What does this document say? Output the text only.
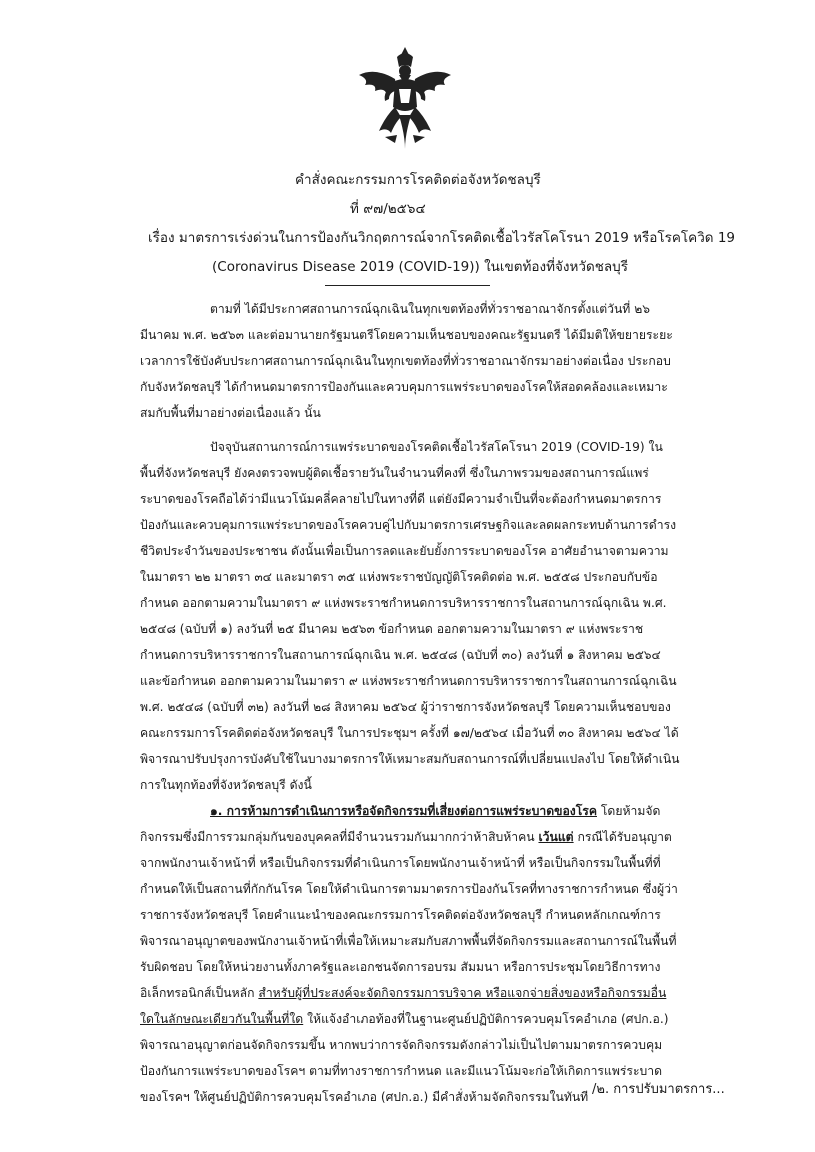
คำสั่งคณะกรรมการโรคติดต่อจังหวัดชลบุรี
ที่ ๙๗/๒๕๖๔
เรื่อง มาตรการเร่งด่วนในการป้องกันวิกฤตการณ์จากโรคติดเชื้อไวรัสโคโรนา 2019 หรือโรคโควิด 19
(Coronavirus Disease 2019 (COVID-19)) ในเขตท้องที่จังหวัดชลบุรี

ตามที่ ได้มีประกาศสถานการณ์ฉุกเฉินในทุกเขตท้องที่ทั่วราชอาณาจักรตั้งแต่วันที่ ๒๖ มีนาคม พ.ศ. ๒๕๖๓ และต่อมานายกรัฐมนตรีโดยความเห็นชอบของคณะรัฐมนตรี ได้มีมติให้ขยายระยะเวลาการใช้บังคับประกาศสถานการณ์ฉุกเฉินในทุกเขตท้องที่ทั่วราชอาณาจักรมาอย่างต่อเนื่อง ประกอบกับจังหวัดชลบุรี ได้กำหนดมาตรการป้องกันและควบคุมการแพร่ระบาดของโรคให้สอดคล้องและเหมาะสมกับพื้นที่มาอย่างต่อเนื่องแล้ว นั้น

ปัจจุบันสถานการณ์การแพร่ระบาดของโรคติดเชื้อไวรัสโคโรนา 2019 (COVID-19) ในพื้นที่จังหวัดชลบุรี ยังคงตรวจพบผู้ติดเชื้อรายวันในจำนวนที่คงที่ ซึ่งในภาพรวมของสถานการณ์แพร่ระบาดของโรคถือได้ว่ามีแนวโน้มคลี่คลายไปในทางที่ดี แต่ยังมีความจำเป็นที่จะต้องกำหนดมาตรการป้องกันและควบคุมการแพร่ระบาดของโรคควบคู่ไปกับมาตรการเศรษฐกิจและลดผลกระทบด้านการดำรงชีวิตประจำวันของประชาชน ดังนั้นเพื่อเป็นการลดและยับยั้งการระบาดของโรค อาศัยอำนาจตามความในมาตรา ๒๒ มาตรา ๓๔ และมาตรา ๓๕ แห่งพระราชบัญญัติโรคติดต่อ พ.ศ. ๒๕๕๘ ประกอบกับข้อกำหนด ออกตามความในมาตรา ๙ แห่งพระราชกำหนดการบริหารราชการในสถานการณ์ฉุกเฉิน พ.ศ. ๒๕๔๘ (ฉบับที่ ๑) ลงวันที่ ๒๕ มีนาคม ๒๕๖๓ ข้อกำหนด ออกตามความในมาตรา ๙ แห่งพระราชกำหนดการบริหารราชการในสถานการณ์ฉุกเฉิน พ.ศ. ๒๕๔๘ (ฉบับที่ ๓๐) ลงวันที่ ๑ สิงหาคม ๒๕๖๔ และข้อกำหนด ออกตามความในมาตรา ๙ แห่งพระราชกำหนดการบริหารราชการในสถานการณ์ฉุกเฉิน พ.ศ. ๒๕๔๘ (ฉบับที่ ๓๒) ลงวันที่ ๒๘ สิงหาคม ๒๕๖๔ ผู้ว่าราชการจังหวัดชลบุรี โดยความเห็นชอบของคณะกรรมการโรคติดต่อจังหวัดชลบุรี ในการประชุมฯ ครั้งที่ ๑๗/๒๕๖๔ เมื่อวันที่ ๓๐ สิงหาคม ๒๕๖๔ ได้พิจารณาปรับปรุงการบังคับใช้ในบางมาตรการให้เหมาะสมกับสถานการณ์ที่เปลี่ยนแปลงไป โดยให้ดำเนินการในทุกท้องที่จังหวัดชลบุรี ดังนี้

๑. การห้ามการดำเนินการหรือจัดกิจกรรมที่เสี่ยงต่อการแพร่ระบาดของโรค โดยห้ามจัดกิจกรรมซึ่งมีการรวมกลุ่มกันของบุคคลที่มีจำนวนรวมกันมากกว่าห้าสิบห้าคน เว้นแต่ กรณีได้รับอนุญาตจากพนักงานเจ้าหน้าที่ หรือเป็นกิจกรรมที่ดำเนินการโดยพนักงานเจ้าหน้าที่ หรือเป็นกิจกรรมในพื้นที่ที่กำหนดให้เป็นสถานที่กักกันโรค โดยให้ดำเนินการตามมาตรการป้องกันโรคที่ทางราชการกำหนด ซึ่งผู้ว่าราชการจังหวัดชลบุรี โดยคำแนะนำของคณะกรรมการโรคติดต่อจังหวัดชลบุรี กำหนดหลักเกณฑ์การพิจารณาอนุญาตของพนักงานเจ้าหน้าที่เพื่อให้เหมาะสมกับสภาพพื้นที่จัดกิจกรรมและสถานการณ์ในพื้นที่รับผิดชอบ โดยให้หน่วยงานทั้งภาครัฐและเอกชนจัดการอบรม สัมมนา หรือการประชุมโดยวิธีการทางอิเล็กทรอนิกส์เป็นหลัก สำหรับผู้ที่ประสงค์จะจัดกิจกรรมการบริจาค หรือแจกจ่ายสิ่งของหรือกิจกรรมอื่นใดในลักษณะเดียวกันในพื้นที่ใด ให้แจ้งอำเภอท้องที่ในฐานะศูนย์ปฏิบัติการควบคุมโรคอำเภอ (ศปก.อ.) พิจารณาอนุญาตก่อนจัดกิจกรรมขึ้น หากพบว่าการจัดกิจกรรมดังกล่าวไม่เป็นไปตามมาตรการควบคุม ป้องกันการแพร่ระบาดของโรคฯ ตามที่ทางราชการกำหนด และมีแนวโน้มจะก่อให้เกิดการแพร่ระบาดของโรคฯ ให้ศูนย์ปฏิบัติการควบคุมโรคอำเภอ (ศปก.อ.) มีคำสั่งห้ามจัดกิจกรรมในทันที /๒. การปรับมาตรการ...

********

WORK ORDER
After removing the pictures, transcribe the listing above exactly.

FINISHED TASK
What does this document say? Output the text only.
คำสั่งคณะกรรมการโรคติดต่อจังหวัดชลบุรี
ที่ ๙๗/๒๕๖๔
เรื่อง มาตรการเร่งด่วนในการป้องกันวิกฤตการณ์จากโรคติดเชื้อไวรัสโคโรนา 2019 หรือโรคโควิด 19
(Coronavirus Disease 2019 (COVID-19)) ในเขตท้องที่จังหวัดชลบุรี

ตามที่ ได้มีประกาศสถานการณ์ฉุกเฉินในทุกเขตท้องที่ทั่วราชอาณาจักรตั้งแต่วันที่ ๒๖ มีนาคม พ.ศ. ๒๕๖๓ และต่อมานายกรัฐมนตรีโดยความเห็นชอบของคณะรัฐมนตรี ได้มีมติให้ขยายระยะเวลาการใช้บังคับประกาศสถานการณ์ฉุกเฉินในทุกเขตท้องที่ทั่วราชอาณาจักรมาอย่างต่อเนื่อง ประกอบกับจังหวัดชลบุรี ได้กำหนดมาตรการป้องกันและควบคุมการแพร่ระบาดของโรคให้สอดคล้องและเหมาะสมกับพื้นที่มาอย่างต่อเนื่องแล้ว นั้น

ปัจจุบันสถานการณ์การแพร่ระบาดของโรคติดเชื้อไวรัสโคโรนา 2019 (COVID-19) ในพื้นที่จังหวัดชลบุรี ยังคงตรวจพบผู้ติดเชื้อรายวันในจำนวนที่คงที่ ซึ่งในภาพรวมของสถานการณ์แพร่ระบาดของโรคถือได้ว่ามีแนวโน้มคลี่คลายไปในทางที่ดี แต่ยังมีความจำเป็นที่จะต้องกำหนดมาตรการป้องกันและควบคุมการแพร่ระบาดของโรคควบคู่ไปกับมาตรการเศรษฐกิจและลดผลกระทบด้านการดำรงชีวิตประจำวันของประชาชน ดังนั้นเพื่อเป็นการลดและยับยั้งการระบาดของโรค อาศัยอำนาจตามความในมาตรา ๒๒ มาตรา ๓๔ และมาตรา ๓๕ แห่งพระราชบัญญัติโรคติดต่อ พ.ศ. ๒๕๕๘ ประกอบกับข้อกำหนด ออกตามความในมาตรา ๙ แห่งพระราชกำหนดการบริหารราชการในสถานการณ์ฉุกเฉิน พ.ศ. ๒๕๔๘ (ฉบับที่ ๑) ลงวันที่ ๒๕ มีนาคม ๒๕๖๓ ข้อกำหนด ออกตามความในมาตรา ๙ แห่งพระราชกำหนดการบริหารราชการในสถานการณ์ฉุกเฉิน พ.ศ. ๒๕๔๘ (ฉบับที่ ๓๐) ลงวันที่ ๑ สิงหาคม ๒๕๖๔ และข้อกำหนด ออกตามความในมาตรา ๙ แห่งพระราชกำหนดการบริหารราชการในสถานการณ์ฉุกเฉิน พ.ศ. ๒๕๔๘ (ฉบับที่ ๓๒) ลงวันที่ ๒๘ สิงหาคม ๒๕๖๔ ผู้ว่าราชการจังหวัดชลบุรี โดยความเห็นชอบของคณะกรรมการโรคติดต่อจังหวัดชลบุรี ในการประชุมฯ ครั้งที่ ๑๗/๒๕๖๔ เมื่อวันที่ ๓๐ สิงหาคม ๒๕๖๔ ได้พิจารณาปรับปรุงการบังคับใช้ในบางมาตรการให้เหมาะสมกับสถานการณ์ที่เปลี่ยนแปลงไป โดยให้ดำเนินการในทุกท้องที่จังหวัดชลบุรี ดังนี้

๑. การห้ามการดำเนินการหรือจัดกิจกรรมที่เสี่ยงต่อการแพร่ระบาดของโรค โดยห้ามจัดกิจกรรมซึ่งมีการรวมกลุ่มกันของบุคคลที่มีจำนวนรวมกันมากกว่าห้าสิบห้าคน เว้นแต่ กรณีได้รับอนุญาตจากพนักงานเจ้าหน้าที่ หรือเป็นกิจกรรมที่ดำเนินการโดยพนักงานเจ้าหน้าที่ หรือเป็นกิจกรรมในพื้นที่ที่กำหนดให้เป็นสถานที่กักกันโรค โดยให้ดำเนินการตามมาตรการป้องกันโรคที่ทางราชการกำหนด ซึ่งผู้ว่าราชการจังหวัดชลบุรี โดยคำแนะนำของคณะกรรมการโรคติดต่อจังหวัดชลบุรี กำหนดหลักเกณฑ์การพิจารณาอนุญาตของพนักงานเจ้าหน้าที่เพื่อให้เหมาะสมกับสภาพพื้นที่จัดกิจกรรมและสถานการณ์ในพื้นที่รับผิดชอบ โดยให้หน่วยงานทั้งภาครัฐและเอกชนจัดการอบรม สัมมนา หรือการประชุมโดยวิธีการทางอิเล็กทรอนิกส์เป็นหลัก สำหรับผู้ที่ประสงค์จะจัดกิจกรรมการบริจาค หรือแจกจ่ายสิ่งของหรือกิจกรรมอื่นใดในลักษณะเดียวกันในพื้นที่ใด ให้แจ้งอำเภอท้องที่ในฐานะศูนย์ปฏิบัติการควบคุมโรคอำเภอ (ศปก.อ.) พิจารณาอนุญาตก่อนจัดกิจกรรมขึ้น หากพบว่าการจัดกิจกรรมดังกล่าวไม่เป็นไปตามมาตรการควบคุม ป้องกันการแพร่ระบาดของโรคฯ ตามที่ทางราชการกำหนด และมีแนวโน้มจะก่อให้เกิดการแพร่ระบาดของโรคฯ ให้ศูนย์ปฏิบัติการควบคุมโรคอำเภอ (ศปก.อ.) มีคำสั่งห้ามจัดกิจกรรมในทันที /๒. การปรับมาตรการ...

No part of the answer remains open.